> Given task
Only the number is wanted: count the lines that contain "Schlafzimmer".

> Record list

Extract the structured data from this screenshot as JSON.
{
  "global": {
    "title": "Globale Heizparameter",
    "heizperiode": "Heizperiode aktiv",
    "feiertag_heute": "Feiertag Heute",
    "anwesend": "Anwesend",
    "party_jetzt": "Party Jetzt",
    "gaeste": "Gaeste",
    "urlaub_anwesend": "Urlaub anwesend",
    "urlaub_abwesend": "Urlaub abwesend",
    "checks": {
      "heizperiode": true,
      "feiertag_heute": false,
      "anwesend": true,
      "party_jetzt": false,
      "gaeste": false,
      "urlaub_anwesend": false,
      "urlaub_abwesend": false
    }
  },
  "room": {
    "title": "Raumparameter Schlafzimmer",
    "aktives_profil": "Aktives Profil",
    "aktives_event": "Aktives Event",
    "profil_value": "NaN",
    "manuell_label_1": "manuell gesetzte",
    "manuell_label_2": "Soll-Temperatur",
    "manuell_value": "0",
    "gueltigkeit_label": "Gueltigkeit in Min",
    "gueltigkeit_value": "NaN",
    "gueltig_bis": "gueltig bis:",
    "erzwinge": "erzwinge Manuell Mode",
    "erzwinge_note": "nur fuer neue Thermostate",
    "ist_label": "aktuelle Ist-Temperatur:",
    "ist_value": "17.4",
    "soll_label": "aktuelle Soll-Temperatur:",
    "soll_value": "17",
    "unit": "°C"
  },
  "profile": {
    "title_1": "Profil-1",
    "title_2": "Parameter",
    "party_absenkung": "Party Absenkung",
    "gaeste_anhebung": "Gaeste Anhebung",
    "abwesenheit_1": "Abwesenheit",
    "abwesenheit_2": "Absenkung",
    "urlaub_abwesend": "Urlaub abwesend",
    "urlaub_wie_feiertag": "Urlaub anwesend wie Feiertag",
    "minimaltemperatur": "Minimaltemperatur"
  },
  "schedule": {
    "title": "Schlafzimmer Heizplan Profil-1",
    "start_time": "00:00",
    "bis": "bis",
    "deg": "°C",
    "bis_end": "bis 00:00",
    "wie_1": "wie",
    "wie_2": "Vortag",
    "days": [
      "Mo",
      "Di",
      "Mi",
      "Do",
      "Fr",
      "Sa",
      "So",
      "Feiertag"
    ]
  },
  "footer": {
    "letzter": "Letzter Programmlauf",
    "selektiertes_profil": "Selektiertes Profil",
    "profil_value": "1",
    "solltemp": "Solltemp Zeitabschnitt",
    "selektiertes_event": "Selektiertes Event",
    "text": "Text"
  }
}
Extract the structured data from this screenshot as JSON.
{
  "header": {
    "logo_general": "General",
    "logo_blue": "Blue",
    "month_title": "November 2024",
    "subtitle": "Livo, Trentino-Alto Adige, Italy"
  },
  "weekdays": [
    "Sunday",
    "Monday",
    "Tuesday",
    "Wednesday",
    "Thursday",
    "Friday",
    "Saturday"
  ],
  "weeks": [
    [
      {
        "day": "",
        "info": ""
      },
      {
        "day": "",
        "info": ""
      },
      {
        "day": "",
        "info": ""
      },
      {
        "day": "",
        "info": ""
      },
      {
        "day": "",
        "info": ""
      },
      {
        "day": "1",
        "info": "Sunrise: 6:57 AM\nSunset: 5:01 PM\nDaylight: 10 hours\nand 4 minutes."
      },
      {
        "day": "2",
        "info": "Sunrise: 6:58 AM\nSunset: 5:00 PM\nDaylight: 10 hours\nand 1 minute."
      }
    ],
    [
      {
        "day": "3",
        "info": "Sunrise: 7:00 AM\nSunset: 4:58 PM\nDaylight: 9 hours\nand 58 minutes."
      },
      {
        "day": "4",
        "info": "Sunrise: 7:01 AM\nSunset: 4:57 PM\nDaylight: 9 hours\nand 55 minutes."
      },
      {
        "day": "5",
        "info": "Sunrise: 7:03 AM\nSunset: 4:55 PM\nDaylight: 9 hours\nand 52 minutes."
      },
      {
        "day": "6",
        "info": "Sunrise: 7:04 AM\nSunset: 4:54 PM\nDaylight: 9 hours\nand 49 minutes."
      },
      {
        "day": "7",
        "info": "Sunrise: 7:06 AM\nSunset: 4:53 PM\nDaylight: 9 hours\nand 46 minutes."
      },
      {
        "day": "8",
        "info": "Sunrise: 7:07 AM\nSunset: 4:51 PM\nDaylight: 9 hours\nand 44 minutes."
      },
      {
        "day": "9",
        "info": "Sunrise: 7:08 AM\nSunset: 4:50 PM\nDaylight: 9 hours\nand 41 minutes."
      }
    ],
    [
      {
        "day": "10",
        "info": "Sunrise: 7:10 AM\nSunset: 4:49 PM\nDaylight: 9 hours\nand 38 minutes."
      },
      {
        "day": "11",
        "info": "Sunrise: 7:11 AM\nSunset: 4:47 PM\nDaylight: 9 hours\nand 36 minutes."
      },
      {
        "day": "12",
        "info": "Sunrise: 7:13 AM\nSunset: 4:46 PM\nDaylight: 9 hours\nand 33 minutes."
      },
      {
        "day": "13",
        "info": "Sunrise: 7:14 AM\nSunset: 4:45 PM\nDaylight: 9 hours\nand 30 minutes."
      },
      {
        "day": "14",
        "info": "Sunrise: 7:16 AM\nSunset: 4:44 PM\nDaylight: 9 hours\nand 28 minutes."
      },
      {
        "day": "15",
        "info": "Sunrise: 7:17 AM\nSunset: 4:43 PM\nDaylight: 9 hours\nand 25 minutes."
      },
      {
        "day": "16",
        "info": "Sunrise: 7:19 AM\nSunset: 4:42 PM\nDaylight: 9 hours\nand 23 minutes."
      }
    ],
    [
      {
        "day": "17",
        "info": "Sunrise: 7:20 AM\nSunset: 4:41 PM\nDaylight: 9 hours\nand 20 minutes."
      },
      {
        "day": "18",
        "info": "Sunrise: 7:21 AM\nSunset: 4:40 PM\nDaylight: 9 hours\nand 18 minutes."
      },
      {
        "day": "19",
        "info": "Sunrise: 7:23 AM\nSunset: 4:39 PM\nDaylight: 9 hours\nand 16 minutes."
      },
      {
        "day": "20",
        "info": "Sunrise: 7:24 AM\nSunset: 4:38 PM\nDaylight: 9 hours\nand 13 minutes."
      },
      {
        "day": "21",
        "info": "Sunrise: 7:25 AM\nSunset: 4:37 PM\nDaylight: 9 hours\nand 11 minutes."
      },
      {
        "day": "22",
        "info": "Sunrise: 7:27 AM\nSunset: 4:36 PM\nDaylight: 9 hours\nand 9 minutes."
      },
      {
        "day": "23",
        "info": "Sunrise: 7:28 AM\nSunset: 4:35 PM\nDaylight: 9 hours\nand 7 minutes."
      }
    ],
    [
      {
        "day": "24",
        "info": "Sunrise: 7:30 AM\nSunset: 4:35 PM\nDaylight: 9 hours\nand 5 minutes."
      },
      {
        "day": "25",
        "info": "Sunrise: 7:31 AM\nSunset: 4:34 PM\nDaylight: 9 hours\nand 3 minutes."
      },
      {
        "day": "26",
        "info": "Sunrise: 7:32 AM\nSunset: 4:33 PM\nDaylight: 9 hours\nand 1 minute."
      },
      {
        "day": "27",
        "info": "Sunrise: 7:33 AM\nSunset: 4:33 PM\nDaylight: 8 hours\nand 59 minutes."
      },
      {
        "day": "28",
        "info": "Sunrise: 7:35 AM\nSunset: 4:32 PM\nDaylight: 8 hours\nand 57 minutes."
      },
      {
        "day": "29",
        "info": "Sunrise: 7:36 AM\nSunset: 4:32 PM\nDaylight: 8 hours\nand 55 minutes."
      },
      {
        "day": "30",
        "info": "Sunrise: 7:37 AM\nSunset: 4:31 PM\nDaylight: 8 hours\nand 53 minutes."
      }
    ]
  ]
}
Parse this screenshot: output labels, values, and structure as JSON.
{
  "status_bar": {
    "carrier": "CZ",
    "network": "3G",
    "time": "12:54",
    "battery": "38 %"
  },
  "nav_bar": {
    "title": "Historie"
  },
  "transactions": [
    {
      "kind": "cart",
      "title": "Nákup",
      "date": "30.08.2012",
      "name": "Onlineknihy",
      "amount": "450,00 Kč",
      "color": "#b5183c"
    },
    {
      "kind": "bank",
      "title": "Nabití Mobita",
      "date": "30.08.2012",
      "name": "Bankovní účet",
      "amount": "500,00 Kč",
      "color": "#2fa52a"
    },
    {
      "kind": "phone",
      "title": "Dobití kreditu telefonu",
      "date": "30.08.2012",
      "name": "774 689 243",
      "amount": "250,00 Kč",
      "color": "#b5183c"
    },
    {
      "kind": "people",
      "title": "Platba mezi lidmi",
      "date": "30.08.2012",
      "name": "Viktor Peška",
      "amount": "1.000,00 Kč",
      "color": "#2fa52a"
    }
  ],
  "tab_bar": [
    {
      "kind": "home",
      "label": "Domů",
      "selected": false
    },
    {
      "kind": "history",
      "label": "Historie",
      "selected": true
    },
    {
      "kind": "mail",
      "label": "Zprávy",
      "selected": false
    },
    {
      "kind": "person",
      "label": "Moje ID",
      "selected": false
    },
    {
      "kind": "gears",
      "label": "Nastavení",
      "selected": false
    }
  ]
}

> Answer to this task
2